Reprenez le texte sur le flottage du bois sur l'Ouche et poursuivez-le après sa dernière phrase.

Extrait choisi
# # #

Flottage du bois sur la rivière d’Ouche et rébellion à Fleurey

Publié le par hipaf

 
 
A la fin du XVIIIe siècle et au début du XIXe siècle, notre rivière, comme beaucoup d’autres, a été utilisée pour le flottage* du bois. Aujourd’hui, nous trouvons cette information surprenante et, pourtant, elle est fondée. En ces temps, le bois est la seule source d’énergie pour la cuisson des aliments et le chauffage et aussi pour le fonctionnement des hauts fourneaux ; à proximité des villes les forêts sont surexploitées ; il faut faire venir le bois d’assez loin. Sur des routes mal entretenues, le voiturage à chevaux est lent, coûteux et limite les quantités ; au contraire, en période de hautes eaux, l’Ouche, de l’amont vers l’aval, est un moyen de transport de bois en direction de Dijon qui ne nécessite ni voitures, ni animaux et permet de forts tonnages. Inconvénients, entre autres **, les morceaux de bois peuvent endommager les ponts, les roues des moulins et des usines et les glacis des biefs. On verra plus loin que ce problème suscitera un grave incident à Fleurey. 
Dès 1669 et 1672, des ordonnances régissent le flottage du bois sur notre rivière. Elles précisent : «Le flotteur devra supporter les dégâts causés par le flottage »(1). Un arrêté du 13 nivôse an V de la République française rappelle : « tous les propriétaires d’héritage aboutissant aux rivières et ruisseaux flottables seront tenus de laisser au long des bords, quatre pieds pour le passage des employés à la conduite des flots, sous les peines portées à l’article II. » (1).
Le 8 janvier 1783, le parlement de Dijon rappelle un arrêt du 16 juillet 1765 enregistré au Parlement de Dijon le 27 mai 1766 qui permet le flottage et par un nouvel arrêt, il autorise Henry Lalligant négociant à Mimeure à utiliser la rivière d’Ouche pour le flottage, sous certaines conditions. L’arrêt ordonne : « …pendant la descente et le flottage des bois et après un premier avertissement qui sera donné aux meuniers propriétaires ou fermiers d’usines, depuis le moulin de Logne qui se trouve entre Labussière et Saint Victor, jusqu’à Plombières, même jusqu’à Dijon, lesdits meuniers propriétaires ou fermiers d’usines seront tenus de poser à leurs frais des grilles ou râteliers au devant des écluses et vannages de leurs moulins pour éviter les dégradations que quelques bûches échappées ou quelques bois détachés …pourraient occasionner à leurs roues et autres bois virant et tournant.
Ordonne pareillement aux meuniers fermiers ou propriétaires d’usines d’entretenir leurs grilles ou râteliers pendant tout le temps du flottage … » (1)
En outre, un entrepreneur nommé Albert est désigné pour établir un état des lieux sensibles avant et après le flottage.
* Le flottage est dit à « bûches perdues » ; les bûches sont jetées pêle-mêle dans la rivière ; le bon écoulement des bûches est assuré par des gens armés de « crocs » qui suivent sur les bords.

# # #

Données fournies
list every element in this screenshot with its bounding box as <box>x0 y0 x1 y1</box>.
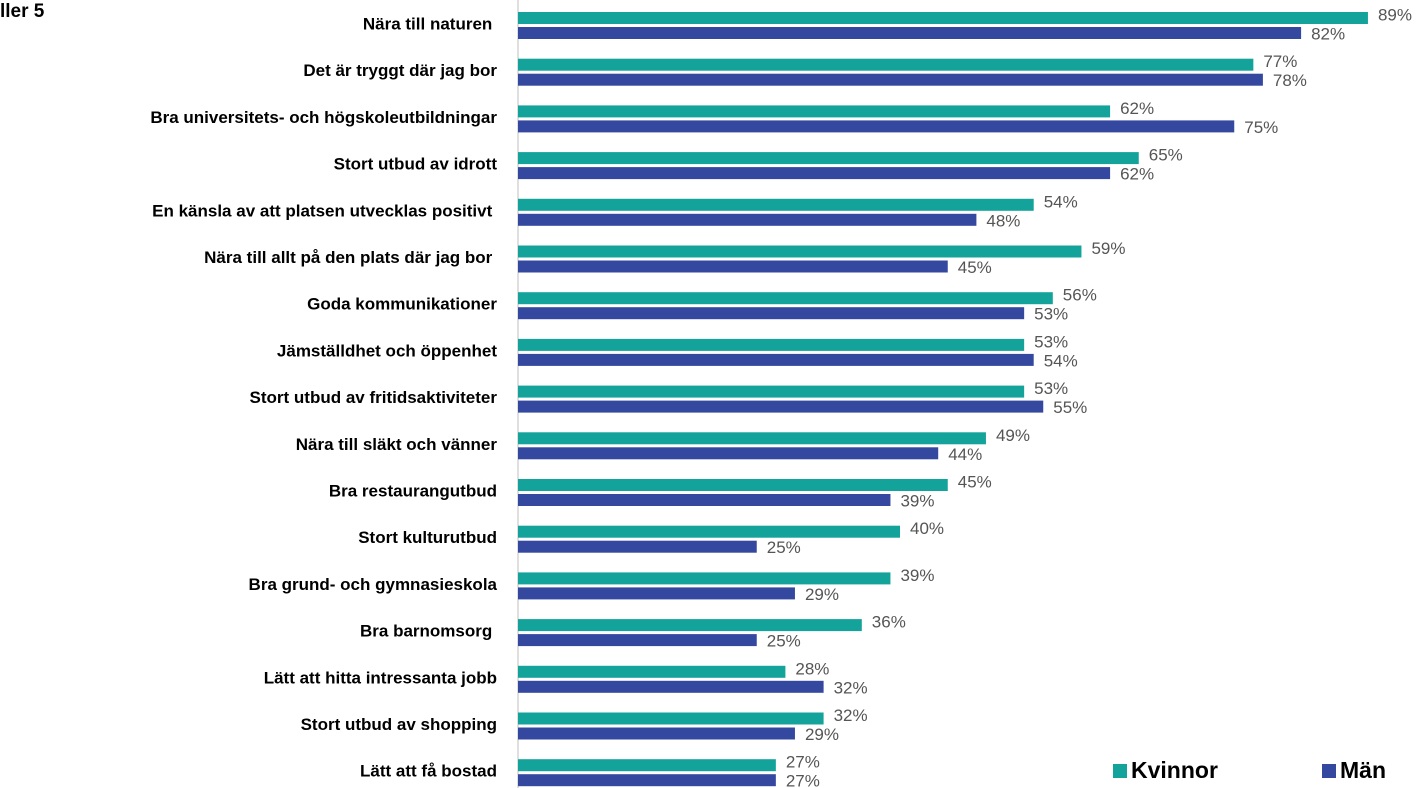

# # #

Réponse
** En 1790, les habitants de Pont- de-Pany et Sainte-Marie veulent empêcher un prochain flottage du sieur Laligant ; ils se plaignent des dégradations causées à leurs ponts par un précédent flottage, mais aussi avancent que le transport de bois sur la rivière « détruit l’alevin et fait fuir le gros poisson ce qui prive le pays d’une grande ressource… ». Le 28 octobre 1790, le flottage prévu est néanmoins autorisé. (1) 
 
 
Pendant la Révolution, le flottage vient au secours de Dijon qui manque de bois :
Dès 1792, le directoire du Département s’inquiète de la pénurie de bois et de sa cherté. Il décide de confisquer les bois des émigrés mais doit trouver aussi des solutions pour convoyer le bois jusqu’à Dijon.
Le 7 janvier 1793, le directoire du département  prendun arrêté « portant liberté à H Laligant de faire flotter son bois sur la rivière d’Ouche » (2). Cet arrêté fait suite à « la pétition de Henri Laligant, négociant demeurant à Mimeure, par laquelle il expose qu’ayant pratiqué depuis environ 12 ans par la rivière d’Ouche le flottage du bois de chauffage, …, et désirant le continuer, il se trouve empêché par différentes municipalités* ; les unes lui refusant un local pour le dépôt de ses bois, les autres mettant des obstacles au cours d’eau nécessaire pour le transport, que plusieurs ponts menaçant ruine, causent des craintes et des embarras aux flotteurs, que les moulins et autres usines qui s’étendent sur la rivière et dont les propriétaires et fermiers pourraient demander des indemnités excessives si leur état n’était pas constaté avant et après le flottage, opposeraient encore un obstacle à cette mesure de commerce et d’approvisionnement. » (2) Il est fait obligation aux municipalités de ne pas s’opposer au flottage, un contrôle de l’état des ponts, moulins, usines, déversoirs étant prévu avant et après le passage du bois.
 
Le 2 avril 1793, alors que le flottage de bois n’a pas encore eu lieu, sur réquisition des commissaires Bourdon et Prost de la Convention Nationale, le Directoire du Département de la Côte-d’Or considérant : « que par l’effet de l’intelligence qui règne entre les marchands de bois pour exhausser le prix d’une denrée de première nécessité, cette ville (Dijon) se trouve au dépourvu de toute espèce de bois, que le dénuement en est si absolu que le service des boulangers est sur le point de cesser par la difficulté de s’en procurer, ce qui excite une réclamation générale.
Considérant qu’il importe de mettre un frein à l’avidité de ce genre de spéculateur et d’user de toute l’autorité des lois contre la cupidité et le monopole qui existe à cet égard et de pourvoir par les mesures les plus actives et les plus efficaces aux besoins du peuple. . Pour remédier à cette situation, il rappelle que le sieur Lalligant, fermier de la Bussière, s’est engagé à fournir par flottage comme il le fait depuis plusieurs années, 8 000 moules (*) de bois à la ville de Dijon. »(2)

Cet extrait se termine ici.